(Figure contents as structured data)
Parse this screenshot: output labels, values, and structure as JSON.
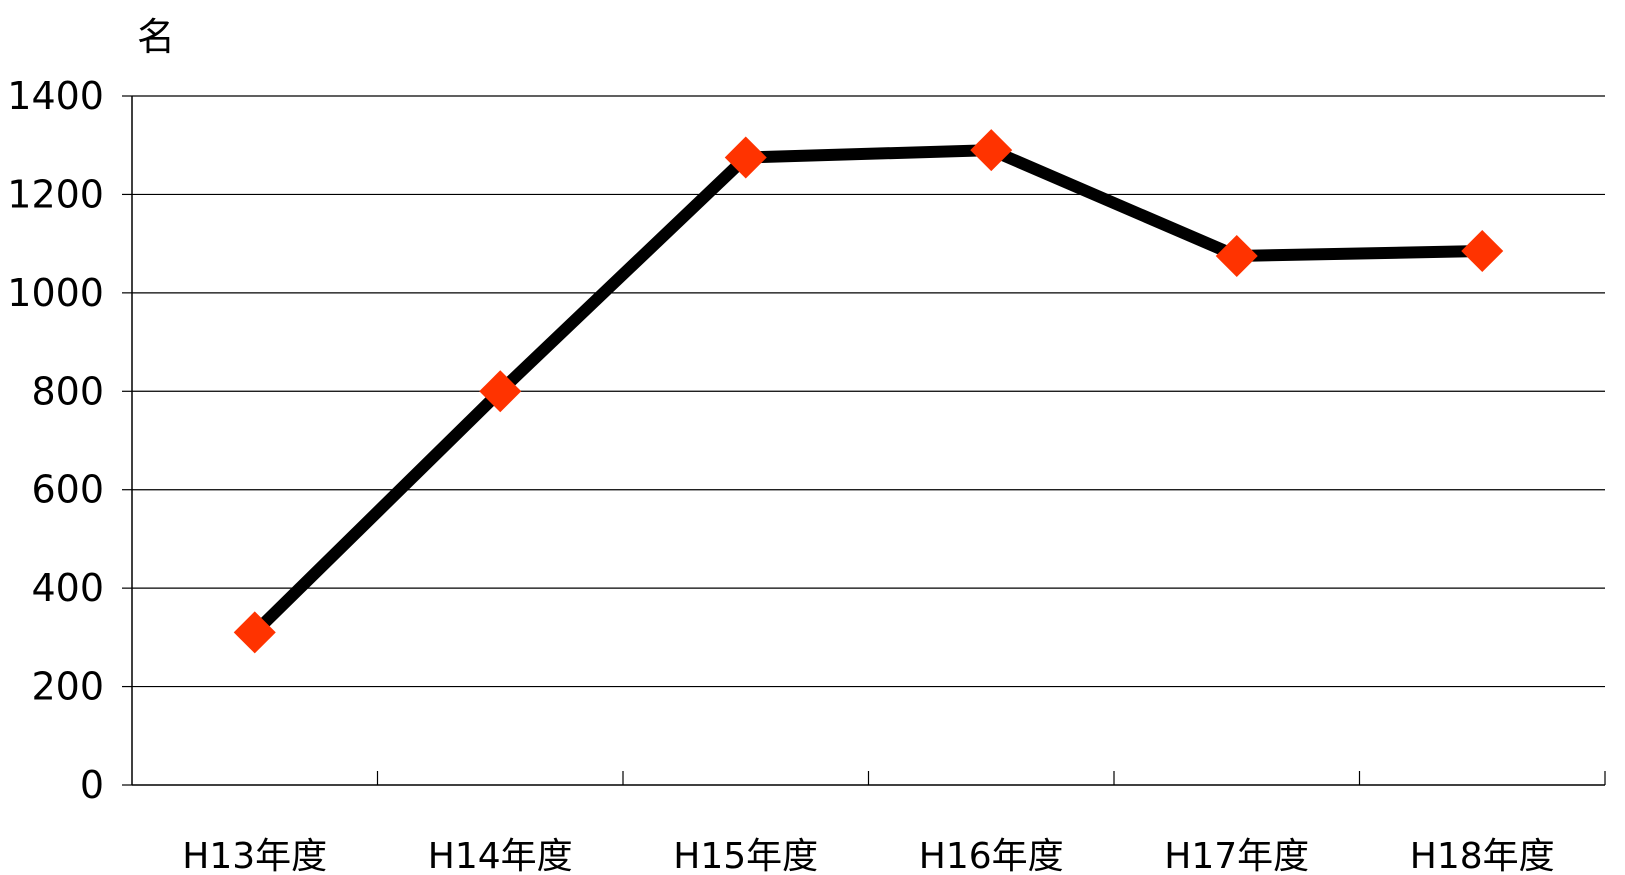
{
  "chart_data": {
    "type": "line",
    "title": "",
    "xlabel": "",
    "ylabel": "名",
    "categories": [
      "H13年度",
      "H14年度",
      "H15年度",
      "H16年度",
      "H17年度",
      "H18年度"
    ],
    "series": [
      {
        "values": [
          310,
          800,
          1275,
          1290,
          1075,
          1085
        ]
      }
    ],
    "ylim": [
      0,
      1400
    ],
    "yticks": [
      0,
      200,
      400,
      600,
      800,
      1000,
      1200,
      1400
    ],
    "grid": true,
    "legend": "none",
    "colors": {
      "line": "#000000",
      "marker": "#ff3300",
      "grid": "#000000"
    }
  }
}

STATED EXERCISE: Quote the data above in full and without alteration; skip the pictures.

WORKED SOLUTION:
Parse this screenshot: output labels, values, and structure as JSON.
{
  "chart_data": {
    "type": "line",
    "title": "",
    "xlabel": "",
    "ylabel": "名",
    "categories": [
      "H13年度",
      "H14年度",
      "H15年度",
      "H16年度",
      "H17年度",
      "H18年度"
    ],
    "series": [
      {
        "values": [
          310,
          800,
          1275,
          1290,
          1075,
          1085
        ]
      }
    ],
    "ylim": [
      0,
      1400
    ],
    "yticks": [
      0,
      200,
      400,
      600,
      800,
      1000,
      1200,
      1400
    ],
    "grid": true,
    "legend": "none",
    "colors": {
      "line": "#000000",
      "marker": "#ff3300",
      "grid": "#000000"
    }
  }
}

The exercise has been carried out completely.